Goal of the exercise: Copy out each line of the material below that holds the string "category".

== Supplied material

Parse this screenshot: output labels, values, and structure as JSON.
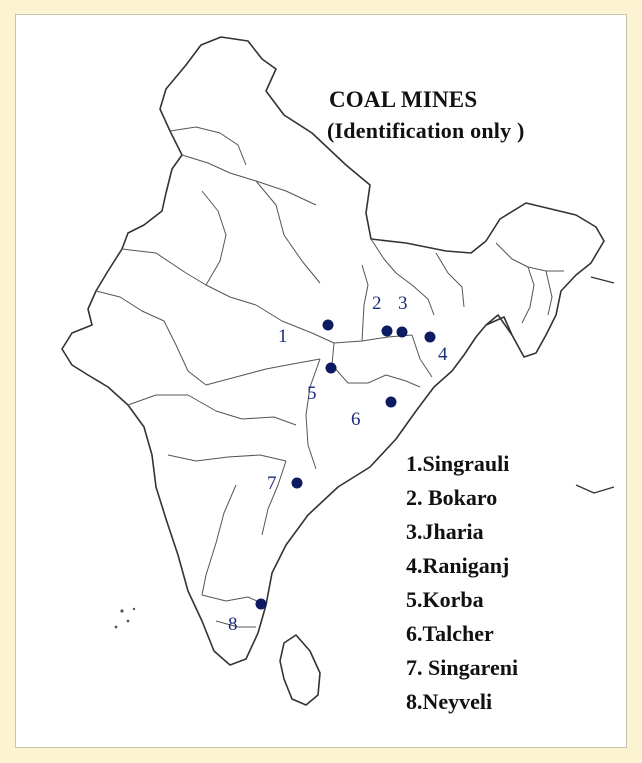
{
  "title": "COAL MINES",
  "subtitle": "(Identification only )",
  "legend": [
    "1.Singrauli",
    "2. Bokaro",
    "3.Jharia",
    "4.Raniganj",
    "5.Korba",
    "6.Talcher",
    "7. Singareni",
    "8.Neyveli"
  ],
  "mines": [
    {
      "number": "1",
      "name": "Singrauli"
    },
    {
      "number": "2",
      "name": "Bokaro"
    },
    {
      "number": "3",
      "name": "Jharia"
    },
    {
      "number": "4",
      "name": "Raniganj"
    },
    {
      "number": "5",
      "name": "Korba"
    },
    {
      "number": "6",
      "name": "Talcher"
    },
    {
      "number": "7",
      "name": "Singareni"
    },
    {
      "number": "8",
      "name": "Neyveli"
    }
  ],
  "colors": {
    "background": "#fbf3d2",
    "marker": "#0d1b62",
    "number_label": "#1b2c7a",
    "outline": "#333333"
  }
}
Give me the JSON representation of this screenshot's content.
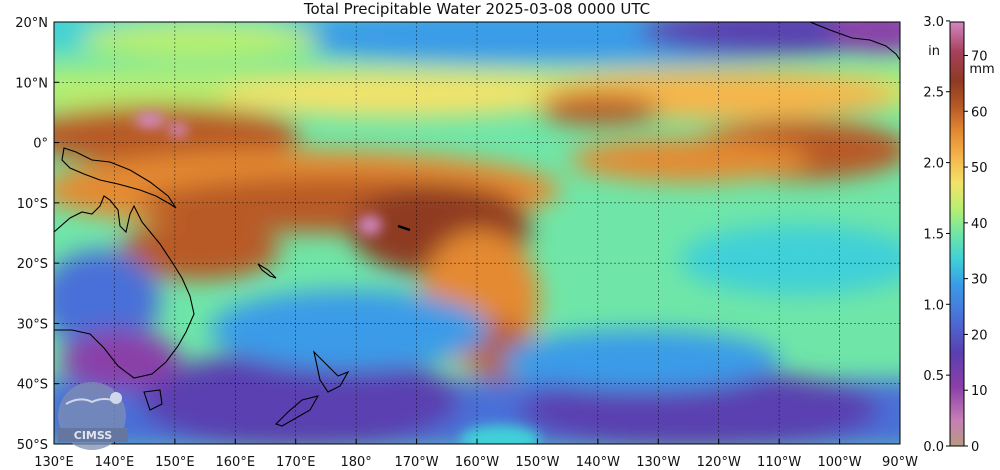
{
  "title": "Total Precipitable Water  2025-03-08 0000 UTC",
  "logo": {
    "text": "CIMSS"
  },
  "map": {
    "lon_range": [
      130,
      270
    ],
    "lat_range": [
      -50,
      20
    ],
    "lon_ticks": [
      {
        "value": 130,
        "label": "130°E"
      },
      {
        "value": 140,
        "label": "140°E"
      },
      {
        "value": 150,
        "label": "150°E"
      },
      {
        "value": 160,
        "label": "160°E"
      },
      {
        "value": 170,
        "label": "170°E"
      },
      {
        "value": 180,
        "label": "180°"
      },
      {
        "value": 190,
        "label": "170°W"
      },
      {
        "value": 200,
        "label": "160°W"
      },
      {
        "value": 210,
        "label": "150°W"
      },
      {
        "value": 220,
        "label": "140°W"
      },
      {
        "value": 230,
        "label": "130°W"
      },
      {
        "value": 240,
        "label": "120°W"
      },
      {
        "value": 250,
        "label": "110°W"
      },
      {
        "value": 260,
        "label": "100°W"
      },
      {
        "value": 270,
        "label": "90°W"
      }
    ],
    "lat_ticks": [
      {
        "value": 20,
        "label": "20°N"
      },
      {
        "value": 10,
        "label": "10°N"
      },
      {
        "value": 0,
        "label": "0°"
      },
      {
        "value": -10,
        "label": "10°S"
      },
      {
        "value": -20,
        "label": "20°S"
      },
      {
        "value": -30,
        "label": "30°S"
      },
      {
        "value": -40,
        "label": "40°S"
      },
      {
        "value": -50,
        "label": "50°S"
      }
    ],
    "grid": true
  },
  "colorbar": {
    "mm_unit": "mm",
    "in_unit": "in",
    "mm_range": [
      0,
      76
    ],
    "mm_ticks": [
      {
        "value": 0,
        "label": "0"
      },
      {
        "value": 10,
        "label": "10"
      },
      {
        "value": 20,
        "label": "20"
      },
      {
        "value": 30,
        "label": "30"
      },
      {
        "value": 40,
        "label": "40"
      },
      {
        "value": 50,
        "label": "50"
      },
      {
        "value": 60,
        "label": "60"
      },
      {
        "value": 70,
        "label": "70"
      }
    ],
    "in_ticks": [
      {
        "value": 0.0,
        "label": "0.0"
      },
      {
        "value": 0.5,
        "label": "0.5"
      },
      {
        "value": 1.0,
        "label": "1.0"
      },
      {
        "value": 1.5,
        "label": "1.5"
      },
      {
        "value": 2.0,
        "label": "2.0"
      },
      {
        "value": 2.5,
        "label": "2.5"
      },
      {
        "value": 3.0,
        "label": "3.0"
      }
    ],
    "colors": [
      "#b79a80",
      "#c77fb6",
      "#8a3fa8",
      "#5a3fb0",
      "#4a6fd8",
      "#3a9be8",
      "#3fd0d8",
      "#6fe6a8",
      "#b8ef70",
      "#f3e26a",
      "#f6b64c",
      "#e48a32",
      "#b85a26",
      "#8e3a22",
      "#a8405e",
      "#d287c2"
    ]
  }
}
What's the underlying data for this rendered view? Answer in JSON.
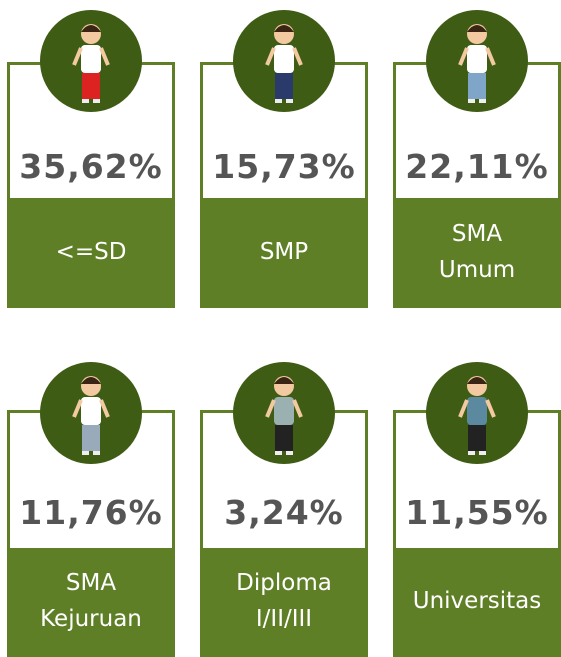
{
  "cards": [
    {
      "value": "35,62%",
      "label": [
        "<=SD"
      ]
    },
    {
      "value": "15,73%",
      "label": [
        "SMP"
      ]
    },
    {
      "value": "22,11%",
      "label": [
        "SMA",
        "Umum"
      ]
    },
    {
      "value": "11,76%",
      "label": [
        "SMA",
        "Kejuruan"
      ]
    },
    {
      "value": "3,24%",
      "label": [
        "Diploma",
        "I/II/III"
      ]
    },
    {
      "value": "11,55%",
      "label": [
        "Universitas"
      ]
    }
  ]
}
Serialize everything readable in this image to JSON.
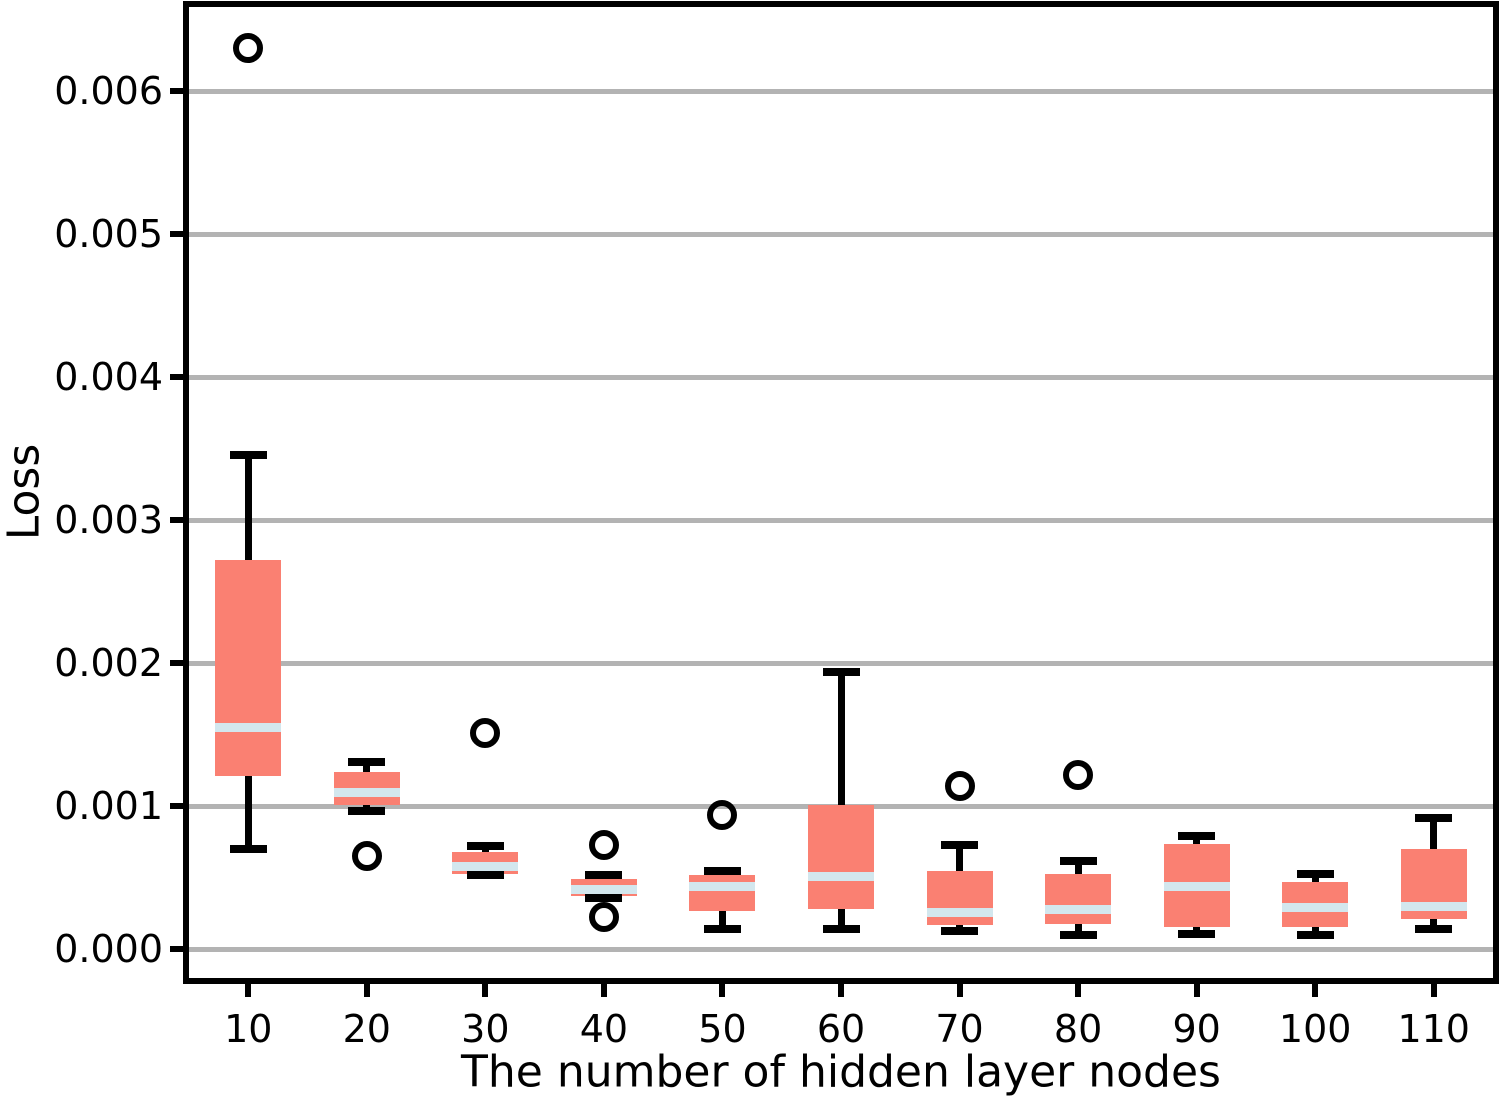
{
  "figure": {
    "ylabel": "Loss",
    "xlabel": "The number of hidden layer nodes"
  },
  "chart_data": {
    "type": "boxplot",
    "title": "",
    "xlabel": "The number of hidden layer nodes",
    "ylabel": "Loss",
    "categories": [
      "10",
      "20",
      "30",
      "40",
      "50",
      "60",
      "70",
      "80",
      "90",
      "100",
      "110"
    ],
    "ytick_values": [
      0.0,
      0.001,
      0.002,
      0.003,
      0.004,
      0.005,
      0.006
    ],
    "ytick_labels": [
      "0.000",
      "0.001",
      "0.002",
      "0.003",
      "0.004",
      "0.005",
      "0.006"
    ],
    "ylim": [
      -0.0002,
      0.00659
    ],
    "grid": "horizontal-gridlines-behind-boxes",
    "legend": false,
    "series": [
      {
        "category": "10",
        "whisker_low": 0.0007,
        "q1": 0.00121,
        "median": 0.00155,
        "q3": 0.00272,
        "whisker_high": 0.00346,
        "outliers": [
          0.0063
        ]
      },
      {
        "category": "20",
        "whisker_low": 0.00097,
        "q1": 0.00101,
        "median": 0.0011,
        "q3": 0.00124,
        "whisker_high": 0.00131,
        "outliers": [
          0.00065
        ]
      },
      {
        "category": "30",
        "whisker_low": 0.00052,
        "q1": 0.00053,
        "median": 0.00058,
        "q3": 0.00068,
        "whisker_high": 0.00072,
        "outliers": [
          0.00151
        ]
      },
      {
        "category": "40",
        "whisker_low": 0.00036,
        "q1": 0.00037,
        "median": 0.00042,
        "q3": 0.00049,
        "whisker_high": 0.00052,
        "outliers": [
          0.00073,
          0.00023
        ]
      },
      {
        "category": "50",
        "whisker_low": 0.00014,
        "q1": 0.00027,
        "median": 0.00044,
        "q3": 0.00052,
        "whisker_high": 0.00055,
        "outliers": [
          0.00094
        ]
      },
      {
        "category": "60",
        "whisker_low": 0.00014,
        "q1": 0.00028,
        "median": 0.00051,
        "q3": 0.00101,
        "whisker_high": 0.00194,
        "outliers": []
      },
      {
        "category": "70",
        "whisker_low": 0.00013,
        "q1": 0.00017,
        "median": 0.00026,
        "q3": 0.00055,
        "whisker_high": 0.00073,
        "outliers": [
          0.00114
        ]
      },
      {
        "category": "80",
        "whisker_low": 0.0001,
        "q1": 0.00018,
        "median": 0.00028,
        "q3": 0.00053,
        "whisker_high": 0.00062,
        "outliers": [
          0.00122
        ]
      },
      {
        "category": "90",
        "whisker_low": 0.00011,
        "q1": 0.00016,
        "median": 0.00044,
        "q3": 0.00074,
        "whisker_high": 0.00079,
        "outliers": []
      },
      {
        "category": "100",
        "whisker_low": 0.0001,
        "q1": 0.00016,
        "median": 0.00029,
        "q3": 0.00047,
        "whisker_high": 0.00053,
        "outliers": []
      },
      {
        "category": "110",
        "whisker_low": 0.00014,
        "q1": 0.00021,
        "median": 0.0003,
        "q3": 0.0007,
        "whisker_high": 0.00092,
        "outliers": []
      }
    ],
    "colors": {
      "box_fill": "#fa8072",
      "median_line": "#d3e7ee",
      "grid_line": "#b3b3b3",
      "axis_line": "#000000"
    }
  }
}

====

Finished exercise:
        "category": "10",
        "category": "20",
        "category": "30",
        "category": "40",
        "category": "50",
        "category": "60",
        "category": "70",
        "category": "80",
        "category": "90",
        "category": "100",
        "category": "110",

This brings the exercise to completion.